**GOAL OF THE EXERCISE**: Nothing in the records may be left out or altered; reproduce them all exactly.

((

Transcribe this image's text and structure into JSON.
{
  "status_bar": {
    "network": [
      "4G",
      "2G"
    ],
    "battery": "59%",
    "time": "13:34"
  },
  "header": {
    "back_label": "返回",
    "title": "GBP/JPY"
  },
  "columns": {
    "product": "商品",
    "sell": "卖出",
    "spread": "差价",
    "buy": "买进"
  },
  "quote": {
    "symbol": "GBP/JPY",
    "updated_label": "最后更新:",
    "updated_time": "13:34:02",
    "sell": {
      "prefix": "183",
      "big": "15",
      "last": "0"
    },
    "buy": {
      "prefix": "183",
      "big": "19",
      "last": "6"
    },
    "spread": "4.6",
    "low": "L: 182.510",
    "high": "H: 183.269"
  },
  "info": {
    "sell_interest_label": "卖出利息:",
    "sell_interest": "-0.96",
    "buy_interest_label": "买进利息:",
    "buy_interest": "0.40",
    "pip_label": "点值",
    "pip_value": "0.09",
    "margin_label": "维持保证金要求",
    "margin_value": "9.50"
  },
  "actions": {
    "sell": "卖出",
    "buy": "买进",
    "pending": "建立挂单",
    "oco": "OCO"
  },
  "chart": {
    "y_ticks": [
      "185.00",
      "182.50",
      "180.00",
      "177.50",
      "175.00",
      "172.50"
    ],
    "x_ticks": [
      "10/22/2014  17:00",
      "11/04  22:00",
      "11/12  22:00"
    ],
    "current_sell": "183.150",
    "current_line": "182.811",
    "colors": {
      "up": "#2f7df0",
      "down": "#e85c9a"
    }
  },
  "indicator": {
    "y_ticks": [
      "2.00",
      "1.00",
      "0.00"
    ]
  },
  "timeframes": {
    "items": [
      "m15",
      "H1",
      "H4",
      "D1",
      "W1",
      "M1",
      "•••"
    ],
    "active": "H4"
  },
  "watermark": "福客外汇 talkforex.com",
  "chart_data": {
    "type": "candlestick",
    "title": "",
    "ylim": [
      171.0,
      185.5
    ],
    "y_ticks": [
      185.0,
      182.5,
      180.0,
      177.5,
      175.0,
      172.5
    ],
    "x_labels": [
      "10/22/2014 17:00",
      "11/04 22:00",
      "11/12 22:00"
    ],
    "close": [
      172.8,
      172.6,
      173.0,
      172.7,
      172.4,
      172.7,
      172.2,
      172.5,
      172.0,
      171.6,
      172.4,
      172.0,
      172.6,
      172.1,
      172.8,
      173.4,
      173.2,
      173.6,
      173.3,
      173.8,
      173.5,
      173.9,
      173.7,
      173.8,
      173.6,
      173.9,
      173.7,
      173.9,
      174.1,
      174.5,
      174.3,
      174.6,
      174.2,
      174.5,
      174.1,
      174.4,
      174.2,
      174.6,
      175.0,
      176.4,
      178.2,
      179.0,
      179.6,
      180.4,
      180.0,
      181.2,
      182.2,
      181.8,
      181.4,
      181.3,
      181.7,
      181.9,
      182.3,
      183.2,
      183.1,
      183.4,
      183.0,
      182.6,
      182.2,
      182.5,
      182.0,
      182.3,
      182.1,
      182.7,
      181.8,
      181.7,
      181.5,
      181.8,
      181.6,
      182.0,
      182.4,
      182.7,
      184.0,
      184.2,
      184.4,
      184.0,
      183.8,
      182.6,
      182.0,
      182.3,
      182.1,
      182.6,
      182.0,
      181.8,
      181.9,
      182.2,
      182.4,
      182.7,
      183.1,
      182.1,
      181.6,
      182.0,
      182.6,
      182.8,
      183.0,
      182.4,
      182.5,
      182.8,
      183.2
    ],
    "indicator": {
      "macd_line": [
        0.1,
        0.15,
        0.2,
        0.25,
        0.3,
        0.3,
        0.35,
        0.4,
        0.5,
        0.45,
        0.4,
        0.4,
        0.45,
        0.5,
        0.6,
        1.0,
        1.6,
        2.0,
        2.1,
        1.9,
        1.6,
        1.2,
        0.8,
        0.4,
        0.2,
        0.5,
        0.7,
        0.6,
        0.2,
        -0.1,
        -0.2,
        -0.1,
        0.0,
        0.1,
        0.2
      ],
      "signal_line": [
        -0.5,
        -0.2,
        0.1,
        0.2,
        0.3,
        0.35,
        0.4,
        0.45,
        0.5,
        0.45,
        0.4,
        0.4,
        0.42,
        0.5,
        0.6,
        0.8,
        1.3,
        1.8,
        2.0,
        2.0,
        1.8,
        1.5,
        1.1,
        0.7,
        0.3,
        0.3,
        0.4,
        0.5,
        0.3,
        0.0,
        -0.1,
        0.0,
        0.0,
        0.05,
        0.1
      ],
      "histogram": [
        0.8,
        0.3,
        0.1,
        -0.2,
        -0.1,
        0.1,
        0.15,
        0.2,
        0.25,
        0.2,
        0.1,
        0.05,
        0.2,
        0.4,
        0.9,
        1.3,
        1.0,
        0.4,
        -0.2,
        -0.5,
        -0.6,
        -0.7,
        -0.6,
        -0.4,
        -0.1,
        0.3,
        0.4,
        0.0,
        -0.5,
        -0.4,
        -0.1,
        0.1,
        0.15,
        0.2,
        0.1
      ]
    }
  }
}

))

**WORKED SOLUTION**:
Transcribe this image's text and structure into JSON.
{
  "status_bar": {
    "network": [
      "4G",
      "2G"
    ],
    "battery": "59%",
    "time": "13:34"
  },
  "header": {
    "back_label": "返回",
    "title": "GBP/JPY"
  },
  "columns": {
    "product": "商品",
    "sell": "卖出",
    "spread": "差价",
    "buy": "买进"
  },
  "quote": {
    "symbol": "GBP/JPY",
    "updated_label": "最后更新:",
    "updated_time": "13:34:02",
    "sell": {
      "prefix": "183",
      "big": "15",
      "last": "0"
    },
    "buy": {
      "prefix": "183",
      "big": "19",
      "last": "6"
    },
    "spread": "4.6",
    "low": "L: 182.510",
    "high": "H: 183.269"
  },
  "info": {
    "sell_interest_label": "卖出利息:",
    "sell_interest": "-0.96",
    "buy_interest_label": "买进利息:",
    "buy_interest": "0.40",
    "pip_label": "点值",
    "pip_value": "0.09",
    "margin_label": "维持保证金要求",
    "margin_value": "9.50"
  },
  "actions": {
    "sell": "卖出",
    "buy": "买进",
    "pending": "建立挂单",
    "oco": "OCO"
  },
  "chart": {
    "y_ticks": [
      "185.00",
      "182.50",
      "180.00",
      "177.50",
      "175.00",
      "172.50"
    ],
    "x_ticks": [
      "10/22/2014  17:00",
      "11/04  22:00",
      "11/12  22:00"
    ],
    "current_sell": "183.150",
    "current_line": "182.811",
    "colors": {
      "up": "#2f7df0",
      "down": "#e85c9a"
    }
  },
  "indicator": {
    "y_ticks": [
      "2.00",
      "1.00",
      "0.00"
    ]
  },
  "timeframes": {
    "items": [
      "m15",
      "H1",
      "H4",
      "D1",
      "W1",
      "M1",
      "•••"
    ],
    "active": "H4"
  },
  "watermark": "福客外汇 talkforex.com",
  "chart_data": {
    "type": "candlestick",
    "title": "",
    "ylim": [
      171.0,
      185.5
    ],
    "y_ticks": [
      185.0,
      182.5,
      180.0,
      177.5,
      175.0,
      172.5
    ],
    "x_labels": [
      "10/22/2014 17:00",
      "11/04 22:00",
      "11/12 22:00"
    ],
    "close": [
      172.8,
      172.6,
      173.0,
      172.7,
      172.4,
      172.7,
      172.2,
      172.5,
      172.0,
      171.6,
      172.4,
      172.0,
      172.6,
      172.1,
      172.8,
      173.4,
      173.2,
      173.6,
      173.3,
      173.8,
      173.5,
      173.9,
      173.7,
      173.8,
      173.6,
      173.9,
      173.7,
      173.9,
      174.1,
      174.5,
      174.3,
      174.6,
      174.2,
      174.5,
      174.1,
      174.4,
      174.2,
      174.6,
      175.0,
      176.4,
      178.2,
      179.0,
      179.6,
      180.4,
      180.0,
      181.2,
      182.2,
      181.8,
      181.4,
      181.3,
      181.7,
      181.9,
      182.3,
      183.2,
      183.1,
      183.4,
      183.0,
      182.6,
      182.2,
      182.5,
      182.0,
      182.3,
      182.1,
      182.7,
      181.8,
      181.7,
      181.5,
      181.8,
      181.6,
      182.0,
      182.4,
      182.7,
      184.0,
      184.2,
      184.4,
      184.0,
      183.8,
      182.6,
      182.0,
      182.3,
      182.1,
      182.6,
      182.0,
      181.8,
      181.9,
      182.2,
      182.4,
      182.7,
      183.1,
      182.1,
      181.6,
      182.0,
      182.6,
      182.8,
      183.0,
      182.4,
      182.5,
      182.8,
      183.2
    ],
    "indicator": {
      "macd_line": [
        0.1,
        0.15,
        0.2,
        0.25,
        0.3,
        0.3,
        0.35,
        0.4,
        0.5,
        0.45,
        0.4,
        0.4,
        0.45,
        0.5,
        0.6,
        1.0,
        1.6,
        2.0,
        2.1,
        1.9,
        1.6,
        1.2,
        0.8,
        0.4,
        0.2,
        0.5,
        0.7,
        0.6,
        0.2,
        -0.1,
        -0.2,
        -0.1,
        0.0,
        0.1,
        0.2
      ],
      "signal_line": [
        -0.5,
        -0.2,
        0.1,
        0.2,
        0.3,
        0.35,
        0.4,
        0.45,
        0.5,
        0.45,
        0.4,
        0.4,
        0.42,
        0.5,
        0.6,
        0.8,
        1.3,
        1.8,
        2.0,
        2.0,
        1.8,
        1.5,
        1.1,
        0.7,
        0.3,
        0.3,
        0.4,
        0.5,
        0.3,
        0.0,
        -0.1,
        0.0,
        0.0,
        0.05,
        0.1
      ],
      "histogram": [
        0.8,
        0.3,
        0.1,
        -0.2,
        -0.1,
        0.1,
        0.15,
        0.2,
        0.25,
        0.2,
        0.1,
        0.05,
        0.2,
        0.4,
        0.9,
        1.3,
        1.0,
        0.4,
        -0.2,
        -0.5,
        -0.6,
        -0.7,
        -0.6,
        -0.4,
        -0.1,
        0.3,
        0.4,
        0.0,
        -0.5,
        -0.4,
        -0.1,
        0.1,
        0.15,
        0.2,
        0.1
      ]
    }
  }
}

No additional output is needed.